What the exercise asks
Count the lines below that contain the word "underlying", and report only that number.

Entries supplied
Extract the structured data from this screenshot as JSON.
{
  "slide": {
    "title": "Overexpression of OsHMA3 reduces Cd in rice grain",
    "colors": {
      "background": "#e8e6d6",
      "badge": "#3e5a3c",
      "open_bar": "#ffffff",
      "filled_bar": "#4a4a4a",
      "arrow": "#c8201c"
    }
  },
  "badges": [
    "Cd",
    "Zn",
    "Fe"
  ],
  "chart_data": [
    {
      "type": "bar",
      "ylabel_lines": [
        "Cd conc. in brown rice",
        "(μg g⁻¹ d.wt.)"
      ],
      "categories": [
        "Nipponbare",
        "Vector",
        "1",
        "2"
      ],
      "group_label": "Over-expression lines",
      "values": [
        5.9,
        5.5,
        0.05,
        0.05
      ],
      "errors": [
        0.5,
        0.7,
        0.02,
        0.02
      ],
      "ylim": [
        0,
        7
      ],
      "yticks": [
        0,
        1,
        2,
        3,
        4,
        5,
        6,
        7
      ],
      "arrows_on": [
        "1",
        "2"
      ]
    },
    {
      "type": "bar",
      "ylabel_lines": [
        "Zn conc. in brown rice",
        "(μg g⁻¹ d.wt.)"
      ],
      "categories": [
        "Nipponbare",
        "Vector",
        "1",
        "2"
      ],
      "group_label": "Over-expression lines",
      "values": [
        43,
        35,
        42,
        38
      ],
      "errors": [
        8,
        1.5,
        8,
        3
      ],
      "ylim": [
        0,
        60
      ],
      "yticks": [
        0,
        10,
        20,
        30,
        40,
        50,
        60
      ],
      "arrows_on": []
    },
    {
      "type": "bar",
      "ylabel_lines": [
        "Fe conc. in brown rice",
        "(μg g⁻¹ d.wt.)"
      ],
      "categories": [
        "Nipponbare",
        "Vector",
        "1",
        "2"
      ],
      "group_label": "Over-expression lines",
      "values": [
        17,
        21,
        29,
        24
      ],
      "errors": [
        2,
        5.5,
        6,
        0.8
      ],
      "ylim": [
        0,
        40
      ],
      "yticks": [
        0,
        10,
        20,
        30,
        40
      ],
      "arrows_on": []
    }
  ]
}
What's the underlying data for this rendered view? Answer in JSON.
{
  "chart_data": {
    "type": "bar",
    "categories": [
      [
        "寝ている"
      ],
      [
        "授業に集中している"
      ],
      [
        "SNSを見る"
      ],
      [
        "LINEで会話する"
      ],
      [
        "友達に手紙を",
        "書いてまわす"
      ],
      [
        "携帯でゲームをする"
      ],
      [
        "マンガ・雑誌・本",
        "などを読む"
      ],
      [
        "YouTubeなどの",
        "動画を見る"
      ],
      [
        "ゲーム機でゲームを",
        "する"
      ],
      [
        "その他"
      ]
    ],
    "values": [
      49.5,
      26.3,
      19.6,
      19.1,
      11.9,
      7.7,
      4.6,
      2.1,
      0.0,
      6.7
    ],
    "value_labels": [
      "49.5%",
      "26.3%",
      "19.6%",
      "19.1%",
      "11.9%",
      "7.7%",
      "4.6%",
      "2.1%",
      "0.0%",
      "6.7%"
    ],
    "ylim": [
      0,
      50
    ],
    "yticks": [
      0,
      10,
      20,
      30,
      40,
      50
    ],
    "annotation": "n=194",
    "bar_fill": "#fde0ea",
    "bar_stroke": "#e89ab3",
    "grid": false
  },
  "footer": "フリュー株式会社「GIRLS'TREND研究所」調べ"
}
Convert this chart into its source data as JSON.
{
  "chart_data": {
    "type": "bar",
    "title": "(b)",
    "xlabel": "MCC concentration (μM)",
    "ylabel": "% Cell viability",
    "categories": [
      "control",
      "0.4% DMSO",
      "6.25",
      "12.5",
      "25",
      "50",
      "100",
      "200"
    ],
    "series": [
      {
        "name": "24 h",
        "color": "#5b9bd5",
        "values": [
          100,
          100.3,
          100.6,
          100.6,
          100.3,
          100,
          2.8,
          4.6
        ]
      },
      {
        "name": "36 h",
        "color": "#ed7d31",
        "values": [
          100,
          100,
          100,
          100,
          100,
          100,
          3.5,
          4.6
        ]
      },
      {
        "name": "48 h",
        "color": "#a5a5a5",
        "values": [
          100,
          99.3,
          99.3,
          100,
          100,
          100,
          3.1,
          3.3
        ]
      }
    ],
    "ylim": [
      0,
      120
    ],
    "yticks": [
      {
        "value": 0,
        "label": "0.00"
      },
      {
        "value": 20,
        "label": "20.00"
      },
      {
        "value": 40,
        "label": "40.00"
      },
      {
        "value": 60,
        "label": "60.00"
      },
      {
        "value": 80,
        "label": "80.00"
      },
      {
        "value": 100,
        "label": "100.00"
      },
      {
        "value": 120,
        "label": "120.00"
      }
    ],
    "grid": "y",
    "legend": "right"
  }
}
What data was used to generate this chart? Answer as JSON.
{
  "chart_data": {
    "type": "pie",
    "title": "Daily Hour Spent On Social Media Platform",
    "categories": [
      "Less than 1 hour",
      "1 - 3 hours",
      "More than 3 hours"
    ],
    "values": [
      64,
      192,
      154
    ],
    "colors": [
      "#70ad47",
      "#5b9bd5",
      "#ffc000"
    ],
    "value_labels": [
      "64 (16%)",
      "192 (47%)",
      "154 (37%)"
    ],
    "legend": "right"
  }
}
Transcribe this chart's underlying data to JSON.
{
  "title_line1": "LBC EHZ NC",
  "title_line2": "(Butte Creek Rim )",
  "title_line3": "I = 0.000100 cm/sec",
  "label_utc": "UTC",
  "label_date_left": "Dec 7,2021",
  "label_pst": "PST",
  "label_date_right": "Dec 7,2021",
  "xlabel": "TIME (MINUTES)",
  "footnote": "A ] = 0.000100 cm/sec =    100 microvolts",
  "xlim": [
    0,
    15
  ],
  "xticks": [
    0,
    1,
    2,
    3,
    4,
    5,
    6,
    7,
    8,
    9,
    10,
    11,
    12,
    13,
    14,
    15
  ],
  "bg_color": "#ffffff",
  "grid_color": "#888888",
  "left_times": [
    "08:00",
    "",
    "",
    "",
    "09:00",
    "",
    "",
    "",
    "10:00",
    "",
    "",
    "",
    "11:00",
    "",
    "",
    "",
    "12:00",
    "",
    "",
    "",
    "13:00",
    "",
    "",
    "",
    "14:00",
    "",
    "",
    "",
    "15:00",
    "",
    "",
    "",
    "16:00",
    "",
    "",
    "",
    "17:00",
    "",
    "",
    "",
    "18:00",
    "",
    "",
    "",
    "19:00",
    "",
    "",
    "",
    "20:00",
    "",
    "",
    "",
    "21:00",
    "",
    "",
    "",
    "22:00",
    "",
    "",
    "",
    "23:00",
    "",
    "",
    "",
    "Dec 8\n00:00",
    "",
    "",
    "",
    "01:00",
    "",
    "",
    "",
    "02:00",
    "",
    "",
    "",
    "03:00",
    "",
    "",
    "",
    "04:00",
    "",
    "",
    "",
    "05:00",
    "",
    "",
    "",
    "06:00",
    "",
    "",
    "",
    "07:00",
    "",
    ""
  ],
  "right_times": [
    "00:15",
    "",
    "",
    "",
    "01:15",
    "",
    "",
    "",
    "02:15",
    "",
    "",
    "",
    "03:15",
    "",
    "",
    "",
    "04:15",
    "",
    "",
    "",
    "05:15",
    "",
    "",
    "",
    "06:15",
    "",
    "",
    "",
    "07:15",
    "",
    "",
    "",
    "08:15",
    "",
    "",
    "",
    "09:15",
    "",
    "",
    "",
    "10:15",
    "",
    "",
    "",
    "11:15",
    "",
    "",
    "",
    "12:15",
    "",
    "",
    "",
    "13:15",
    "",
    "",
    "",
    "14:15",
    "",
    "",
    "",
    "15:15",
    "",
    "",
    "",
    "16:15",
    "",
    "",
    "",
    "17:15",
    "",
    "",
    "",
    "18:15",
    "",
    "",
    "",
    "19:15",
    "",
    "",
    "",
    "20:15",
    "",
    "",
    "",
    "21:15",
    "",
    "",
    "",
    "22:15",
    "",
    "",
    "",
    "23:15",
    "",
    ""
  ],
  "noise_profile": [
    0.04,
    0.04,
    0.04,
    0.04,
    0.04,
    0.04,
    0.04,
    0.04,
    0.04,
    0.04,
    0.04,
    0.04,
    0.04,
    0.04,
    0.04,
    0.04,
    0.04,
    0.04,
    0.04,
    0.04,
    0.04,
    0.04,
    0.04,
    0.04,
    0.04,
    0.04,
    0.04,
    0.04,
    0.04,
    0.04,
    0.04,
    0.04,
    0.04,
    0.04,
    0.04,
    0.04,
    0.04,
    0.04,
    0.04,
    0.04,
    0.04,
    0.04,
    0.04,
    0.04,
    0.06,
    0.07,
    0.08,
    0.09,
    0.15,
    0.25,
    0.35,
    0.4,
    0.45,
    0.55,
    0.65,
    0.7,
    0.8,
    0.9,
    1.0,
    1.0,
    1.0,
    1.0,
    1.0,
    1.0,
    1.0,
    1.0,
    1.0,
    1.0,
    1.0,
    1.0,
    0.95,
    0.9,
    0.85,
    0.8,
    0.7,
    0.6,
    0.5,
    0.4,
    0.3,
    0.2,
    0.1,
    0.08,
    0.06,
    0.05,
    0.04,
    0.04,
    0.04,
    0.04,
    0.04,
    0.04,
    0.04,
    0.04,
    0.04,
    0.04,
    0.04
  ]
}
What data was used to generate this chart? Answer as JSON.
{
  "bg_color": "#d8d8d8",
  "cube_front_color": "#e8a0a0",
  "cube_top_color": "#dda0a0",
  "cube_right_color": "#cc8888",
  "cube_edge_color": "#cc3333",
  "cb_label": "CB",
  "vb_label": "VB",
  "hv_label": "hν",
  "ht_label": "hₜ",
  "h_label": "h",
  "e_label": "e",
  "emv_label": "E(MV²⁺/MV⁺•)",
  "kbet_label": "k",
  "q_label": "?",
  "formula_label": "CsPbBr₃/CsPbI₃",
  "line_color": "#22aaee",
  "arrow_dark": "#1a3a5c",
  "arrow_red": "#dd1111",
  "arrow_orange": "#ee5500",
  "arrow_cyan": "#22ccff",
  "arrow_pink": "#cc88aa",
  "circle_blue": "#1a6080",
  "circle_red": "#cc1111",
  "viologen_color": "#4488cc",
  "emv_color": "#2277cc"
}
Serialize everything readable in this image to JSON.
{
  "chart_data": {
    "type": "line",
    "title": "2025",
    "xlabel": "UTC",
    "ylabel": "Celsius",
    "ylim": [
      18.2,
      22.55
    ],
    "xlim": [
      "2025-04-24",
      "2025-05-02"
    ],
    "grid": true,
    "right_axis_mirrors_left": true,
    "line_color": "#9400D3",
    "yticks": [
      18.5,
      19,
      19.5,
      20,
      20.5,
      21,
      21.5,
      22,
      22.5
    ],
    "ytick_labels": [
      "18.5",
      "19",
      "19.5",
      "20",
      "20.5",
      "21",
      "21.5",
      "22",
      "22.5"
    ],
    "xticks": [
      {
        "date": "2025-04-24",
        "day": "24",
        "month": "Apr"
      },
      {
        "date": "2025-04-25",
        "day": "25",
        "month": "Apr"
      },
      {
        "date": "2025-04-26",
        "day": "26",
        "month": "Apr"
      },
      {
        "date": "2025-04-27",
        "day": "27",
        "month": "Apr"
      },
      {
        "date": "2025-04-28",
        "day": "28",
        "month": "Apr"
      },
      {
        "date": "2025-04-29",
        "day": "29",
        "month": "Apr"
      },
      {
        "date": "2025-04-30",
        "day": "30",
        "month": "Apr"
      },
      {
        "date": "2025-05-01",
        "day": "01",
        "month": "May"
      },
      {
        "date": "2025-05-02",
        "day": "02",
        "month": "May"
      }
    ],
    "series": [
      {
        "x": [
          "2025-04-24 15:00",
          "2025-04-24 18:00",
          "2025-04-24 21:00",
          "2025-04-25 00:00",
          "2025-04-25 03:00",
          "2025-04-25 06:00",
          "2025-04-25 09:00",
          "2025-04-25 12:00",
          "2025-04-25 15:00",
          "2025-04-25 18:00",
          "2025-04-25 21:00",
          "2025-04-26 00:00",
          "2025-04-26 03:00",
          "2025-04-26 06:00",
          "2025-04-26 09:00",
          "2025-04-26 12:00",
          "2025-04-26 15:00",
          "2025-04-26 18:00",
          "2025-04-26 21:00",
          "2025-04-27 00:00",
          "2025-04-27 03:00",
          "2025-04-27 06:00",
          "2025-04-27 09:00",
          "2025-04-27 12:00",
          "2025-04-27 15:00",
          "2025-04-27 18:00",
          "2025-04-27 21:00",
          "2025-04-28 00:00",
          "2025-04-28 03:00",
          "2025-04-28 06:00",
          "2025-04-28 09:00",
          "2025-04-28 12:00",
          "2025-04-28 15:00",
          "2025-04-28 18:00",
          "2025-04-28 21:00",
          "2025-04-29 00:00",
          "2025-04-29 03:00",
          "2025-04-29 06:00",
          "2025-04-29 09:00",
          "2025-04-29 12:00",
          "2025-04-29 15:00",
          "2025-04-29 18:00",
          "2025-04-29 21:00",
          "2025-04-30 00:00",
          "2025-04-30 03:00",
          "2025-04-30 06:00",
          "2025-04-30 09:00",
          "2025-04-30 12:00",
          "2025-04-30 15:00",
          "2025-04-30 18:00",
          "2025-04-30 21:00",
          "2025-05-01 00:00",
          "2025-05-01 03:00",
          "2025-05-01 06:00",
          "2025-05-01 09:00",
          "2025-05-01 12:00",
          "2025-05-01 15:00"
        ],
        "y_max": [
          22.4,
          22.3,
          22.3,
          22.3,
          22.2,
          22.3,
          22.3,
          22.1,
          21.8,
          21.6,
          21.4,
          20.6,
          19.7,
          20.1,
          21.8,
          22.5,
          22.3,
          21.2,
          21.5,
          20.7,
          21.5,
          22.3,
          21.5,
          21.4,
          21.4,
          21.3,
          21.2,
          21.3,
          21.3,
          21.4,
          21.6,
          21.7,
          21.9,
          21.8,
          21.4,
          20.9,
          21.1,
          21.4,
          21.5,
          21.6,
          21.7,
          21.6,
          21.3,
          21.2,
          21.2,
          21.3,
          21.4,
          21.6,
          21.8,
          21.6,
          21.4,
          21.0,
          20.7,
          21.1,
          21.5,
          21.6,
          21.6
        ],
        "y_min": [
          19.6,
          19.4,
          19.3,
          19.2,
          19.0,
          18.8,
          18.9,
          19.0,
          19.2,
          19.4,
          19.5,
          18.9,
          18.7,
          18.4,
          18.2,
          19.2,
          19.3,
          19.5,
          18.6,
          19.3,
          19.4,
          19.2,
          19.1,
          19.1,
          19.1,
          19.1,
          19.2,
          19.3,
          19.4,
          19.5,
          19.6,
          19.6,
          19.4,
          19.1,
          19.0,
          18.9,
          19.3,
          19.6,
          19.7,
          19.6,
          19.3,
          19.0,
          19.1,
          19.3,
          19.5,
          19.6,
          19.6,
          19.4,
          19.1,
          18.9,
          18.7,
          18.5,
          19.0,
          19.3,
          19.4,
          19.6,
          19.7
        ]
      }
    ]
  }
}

Solution
2